A run of records
----------------

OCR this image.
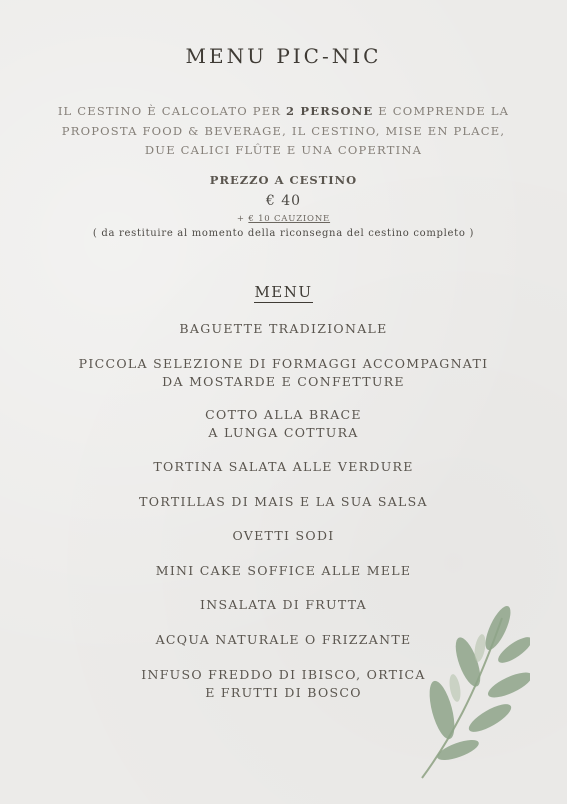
MENU PIC-NIC
IL CESTINO È CALCOLATO PER 2 PERSONE E COMPRENDE LA
PROPOSTA FOOD & BEVERAGE, IL CESTINO, MISE EN PLACE,
DUE CALICI FLÛTE E UNA COPERTINA
PREZZO A CESTINO
€ 40
+ € 10 CAUZIONE
( da restituire al momento della riconsegna del cestino completo )
MENU
BAGUETTE TRADIZIONALE
PICCOLA SELEZIONE DI FORMAGGI ACCOMPAGNATI
DA MOSTARDE E CONFETTURE
COTTO ALLA BRACE
A LUNGA COTTURA
TORTINA SALATA ALLE VERDURE
TORTILLAS DI MAIS E LA SUA SALSA
OVETTI SODI
MINI CAKE SOFFICE ALLE MELE
INSALATA DI FRUTTA
ACQUA NATURALE O FRIZZANTE
INFUSO FREDDO DI IBISCO, ORTICA
E FRUTTI DI BOSCO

----------------

**Problem requirements**:
Pick out the lines containing the string "ALLE".

**The response**:
TORTINA SALATA ALLE VERDURE
MINI CAKE SOFFICE ALLE MELE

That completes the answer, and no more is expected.